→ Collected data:
-- BEGIN --

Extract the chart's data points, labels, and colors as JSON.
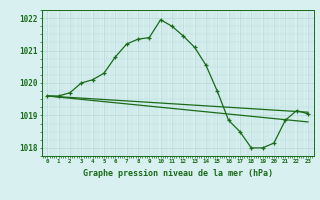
{
  "title": "Graphe pression niveau de la mer (hPa)",
  "xlabel_hours": [
    0,
    1,
    2,
    3,
    4,
    5,
    6,
    7,
    8,
    9,
    10,
    11,
    12,
    13,
    14,
    15,
    16,
    17,
    18,
    19,
    20,
    21,
    22,
    23
  ],
  "line1": [
    1019.6,
    1019.6,
    1019.7,
    1020.0,
    1020.1,
    1020.3,
    1020.8,
    1021.2,
    1021.35,
    1021.4,
    1021.95,
    1021.75,
    1021.45,
    1021.1,
    1020.55,
    1019.75,
    1018.85,
    1018.5,
    1018.0,
    1018.0,
    1018.15,
    1018.85,
    1019.15,
    1019.05
  ],
  "line3_x": [
    0,
    23
  ],
  "line3_y": [
    1019.6,
    1018.8
  ],
  "line4_x": [
    0,
    23
  ],
  "line4_y": [
    1019.6,
    1019.1
  ],
  "line_color": "#1a6b1a",
  "bg_color": "#d8f0f0",
  "grid_color_major": "#b8d8d8",
  "grid_color_minor": "#cce8e8",
  "ylim": [
    1017.75,
    1022.25
  ],
  "xlim": [
    -0.5,
    23.5
  ],
  "yticks": [
    1018,
    1019,
    1020,
    1021,
    1022
  ]
}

-- END --

→ Requirements:
Repeat the material verbatim. Do not carry over any picture.

→ Exercise solution:
Extract the chart's data points, labels, and colors as JSON.
{
  "title": "Graphe pression niveau de la mer (hPa)",
  "xlabel_hours": [
    0,
    1,
    2,
    3,
    4,
    5,
    6,
    7,
    8,
    9,
    10,
    11,
    12,
    13,
    14,
    15,
    16,
    17,
    18,
    19,
    20,
    21,
    22,
    23
  ],
  "line1": [
    1019.6,
    1019.6,
    1019.7,
    1020.0,
    1020.1,
    1020.3,
    1020.8,
    1021.2,
    1021.35,
    1021.4,
    1021.95,
    1021.75,
    1021.45,
    1021.1,
    1020.55,
    1019.75,
    1018.85,
    1018.5,
    1018.0,
    1018.0,
    1018.15,
    1018.85,
    1019.15,
    1019.05
  ],
  "line3_x": [
    0,
    23
  ],
  "line3_y": [
    1019.6,
    1018.8
  ],
  "line4_x": [
    0,
    23
  ],
  "line4_y": [
    1019.6,
    1019.1
  ],
  "line_color": "#1a6b1a",
  "bg_color": "#d8f0f0",
  "grid_color_major": "#b8d8d8",
  "grid_color_minor": "#cce8e8",
  "ylim": [
    1017.75,
    1022.25
  ],
  "xlim": [
    -0.5,
    23.5
  ],
  "yticks": [
    1018,
    1019,
    1020,
    1021,
    1022
  ]
}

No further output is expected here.